┏━━
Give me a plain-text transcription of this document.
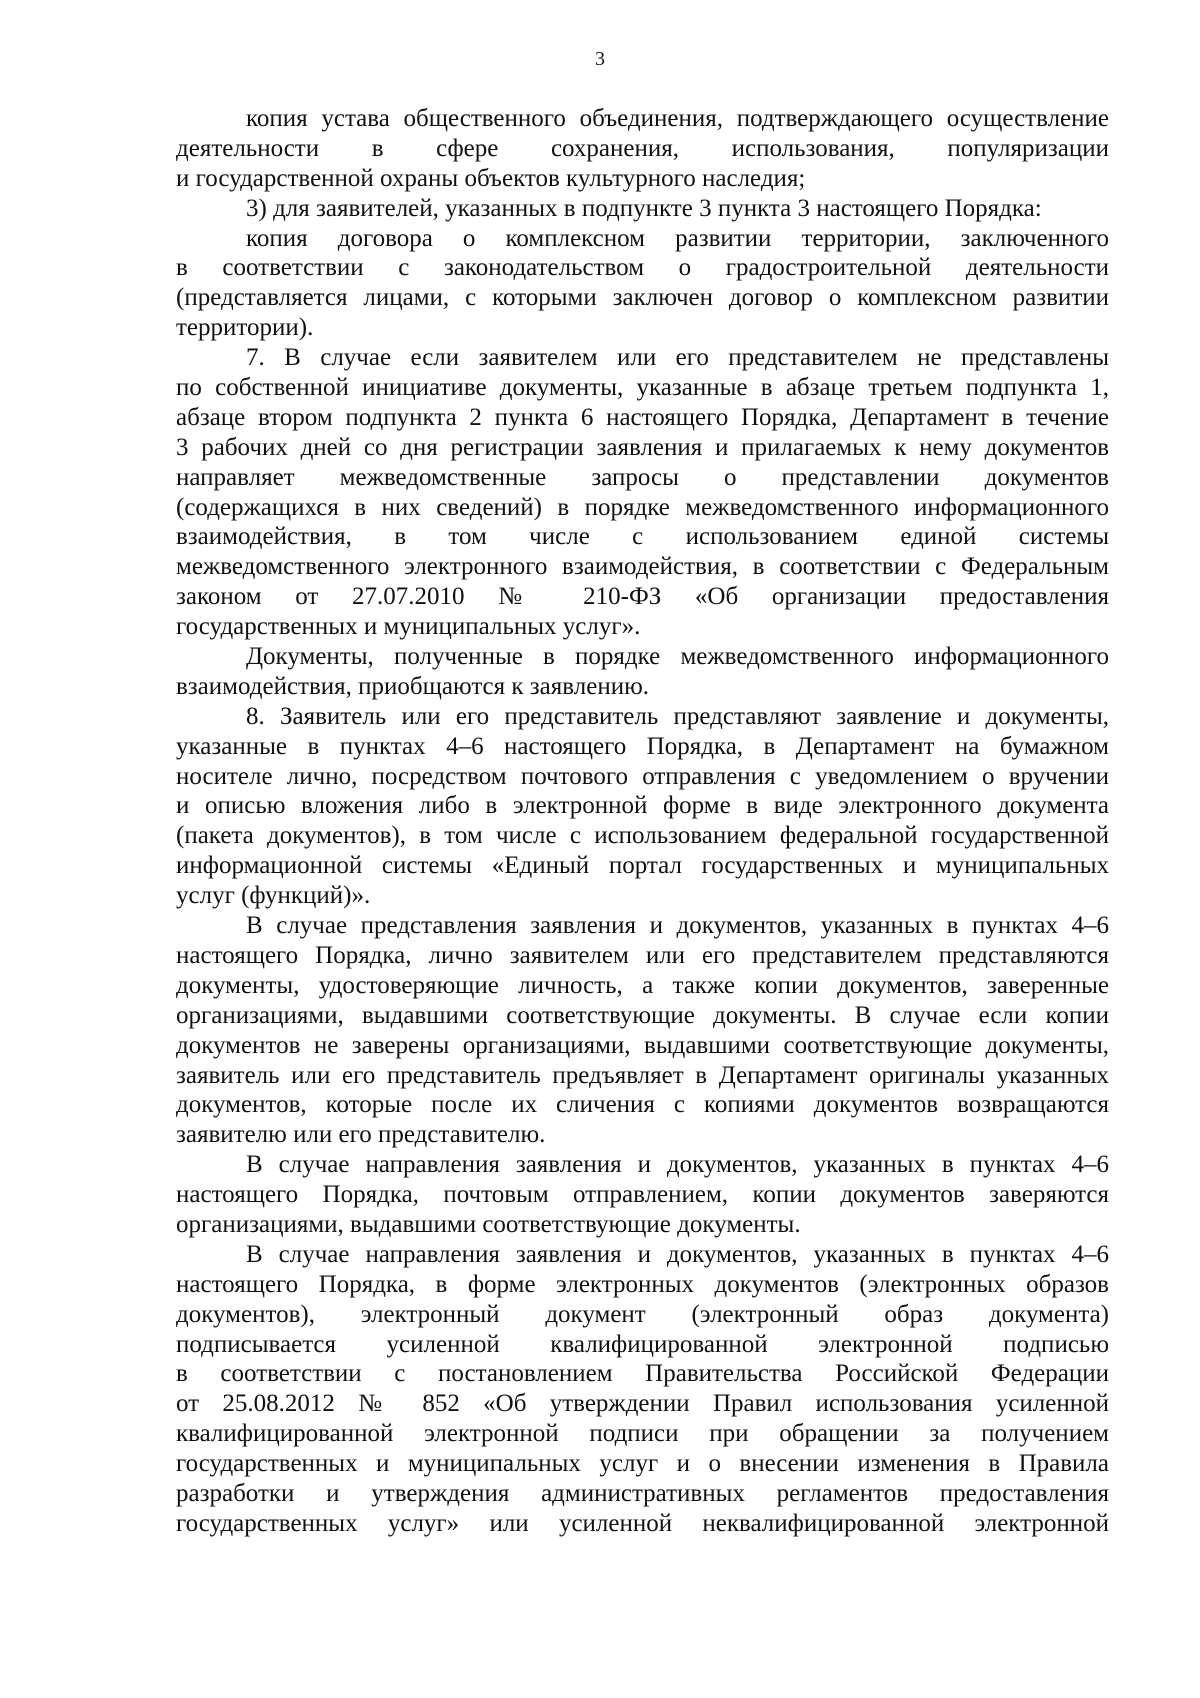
3
копия устава общественного объединения, подтверждающего осуществление
деятельности в сфере сохранения, использования, популяризации
и государственной охраны объектов культурного наследия;
3) для заявителей, указанных в подпункте 3 пункта 3 настоящего Порядка:
копия договора о комплексном развитии территории, заключенного
в соответствии с законодательством о градостроительной деятельности
(представляется лицами, с которыми заключен договор о комплексном развитии
территории).
7. В случае если заявителем или его представителем не представлены
по собственной инициативе документы, указанные в абзаце третьем подпункта 1,
абзаце втором подпункта 2 пункта 6 настоящего Порядка, Департамент в течение
3 рабочих дней со дня регистрации заявления и прилагаемых к нему документов
направляет межведомственные запросы о представлении документов
(содержащихся в них сведений) в порядке межведомственного информационного
взаимодействия, в том числе с использованием единой системы
межведомственного электронного взаимодействия, в соответствии с Федеральным
законом от 27.07.2010 № 210-ФЗ «Об организации предоставления
государственных и муниципальных услуг».
Документы, полученные в порядке межведомственного информационного
взаимодействия, приобщаются к заявлению.
8. Заявитель или его представитель представляют заявление и документы,
указанные в пунктах 4–6 настоящего Порядка, в Департамент на бумажном
носителе лично, посредством почтового отправления с уведомлением о вручении
и описью вложения либо в электронной форме в виде электронного документа
(пакета документов), в том числе с использованием федеральной государственной
информационной системы «Единый портал государственных и муниципальных
услуг (функций)».
В случае представления заявления и документов, указанных в пунктах 4–6
настоящего Порядка, лично заявителем или его представителем представляются
документы, удостоверяющие личность, а также копии документов, заверенные
организациями, выдавшими соответствующие документы. В случае если копии
документов не заверены организациями, выдавшими соответствующие документы,
заявитель или его представитель предъявляет в Департамент оригиналы указанных
документов, которые после их сличения с копиями документов возвращаются
заявителю или его представителю.
В случае направления заявления и документов, указанных в пунктах 4–6
настоящего Порядка, почтовым отправлением, копии документов заверяются
организациями, выдавшими соответствующие документы.
В случае направления заявления и документов, указанных в пунктах 4–6
настоящего Порядка, в форме электронных документов (электронных образов
документов), электронный документ (электронный образ документа)
подписывается усиленной квалифицированной электронной подписью
в соответствии с постановлением Правительства Российской Федерации
от 25.08.2012 № 852 «Об утверждении Правил использования усиленной
квалифицированной электронной подписи при обращении за получением
государственных и муниципальных услуг и о внесении изменения в Правила
разработки и утверждения административных регламентов предоставления
государственных услуг» или усиленной неквалифицированной электронной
┗━━
Only a number is wanted: how many lines of the material above hold "форме"?

* [RESPONSE TO THE EXERCISE] 2